# Short task
Reproduce each line from the records that holds "安全生产半年工作总结".
** START **
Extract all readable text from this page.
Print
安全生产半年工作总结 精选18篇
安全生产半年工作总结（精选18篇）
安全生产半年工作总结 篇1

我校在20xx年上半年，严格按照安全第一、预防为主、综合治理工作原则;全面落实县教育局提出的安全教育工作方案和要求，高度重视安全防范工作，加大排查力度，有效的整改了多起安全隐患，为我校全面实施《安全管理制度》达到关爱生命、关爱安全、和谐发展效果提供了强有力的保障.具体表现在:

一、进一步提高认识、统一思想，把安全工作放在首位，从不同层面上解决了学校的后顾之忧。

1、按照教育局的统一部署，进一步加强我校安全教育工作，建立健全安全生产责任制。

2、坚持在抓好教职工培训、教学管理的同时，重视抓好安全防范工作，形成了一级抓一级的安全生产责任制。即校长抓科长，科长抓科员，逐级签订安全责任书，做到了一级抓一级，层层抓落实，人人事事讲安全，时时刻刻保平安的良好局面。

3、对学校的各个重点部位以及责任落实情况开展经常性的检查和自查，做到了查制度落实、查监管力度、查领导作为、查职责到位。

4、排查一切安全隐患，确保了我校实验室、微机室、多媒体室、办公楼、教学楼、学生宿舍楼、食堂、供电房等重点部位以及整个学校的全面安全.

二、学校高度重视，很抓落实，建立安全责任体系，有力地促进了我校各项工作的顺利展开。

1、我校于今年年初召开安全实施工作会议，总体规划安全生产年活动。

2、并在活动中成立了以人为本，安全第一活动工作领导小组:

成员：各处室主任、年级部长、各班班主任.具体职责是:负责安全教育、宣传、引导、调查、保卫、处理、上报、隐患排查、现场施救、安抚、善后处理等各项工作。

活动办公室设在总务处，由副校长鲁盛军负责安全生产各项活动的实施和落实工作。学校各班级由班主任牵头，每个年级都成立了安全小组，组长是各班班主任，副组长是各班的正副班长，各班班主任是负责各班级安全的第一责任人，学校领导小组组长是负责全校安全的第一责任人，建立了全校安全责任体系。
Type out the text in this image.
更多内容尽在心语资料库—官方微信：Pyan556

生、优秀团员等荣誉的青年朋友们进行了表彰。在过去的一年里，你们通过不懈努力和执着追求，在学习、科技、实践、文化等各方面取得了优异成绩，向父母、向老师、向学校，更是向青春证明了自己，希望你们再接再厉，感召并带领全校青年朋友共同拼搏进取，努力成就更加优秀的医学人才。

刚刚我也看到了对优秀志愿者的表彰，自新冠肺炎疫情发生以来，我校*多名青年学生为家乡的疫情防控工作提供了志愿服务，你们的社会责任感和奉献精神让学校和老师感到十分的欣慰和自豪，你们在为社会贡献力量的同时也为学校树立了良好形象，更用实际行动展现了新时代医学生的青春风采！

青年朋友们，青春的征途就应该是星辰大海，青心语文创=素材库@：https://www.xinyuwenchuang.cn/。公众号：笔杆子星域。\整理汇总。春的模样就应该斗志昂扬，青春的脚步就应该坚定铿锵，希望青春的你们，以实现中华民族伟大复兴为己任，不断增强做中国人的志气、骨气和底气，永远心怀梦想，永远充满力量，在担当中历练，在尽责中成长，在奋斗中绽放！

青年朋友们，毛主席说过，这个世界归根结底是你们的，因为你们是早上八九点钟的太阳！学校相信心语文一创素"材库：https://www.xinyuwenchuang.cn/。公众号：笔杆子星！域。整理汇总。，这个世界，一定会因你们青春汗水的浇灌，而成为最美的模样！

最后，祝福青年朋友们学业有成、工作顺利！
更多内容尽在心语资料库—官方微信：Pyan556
** END **
# Exercise solution
安全生产半年工作总结 精选18篇
安全生产半年工作总结（精选18篇）
安全生产半年工作总结 篇1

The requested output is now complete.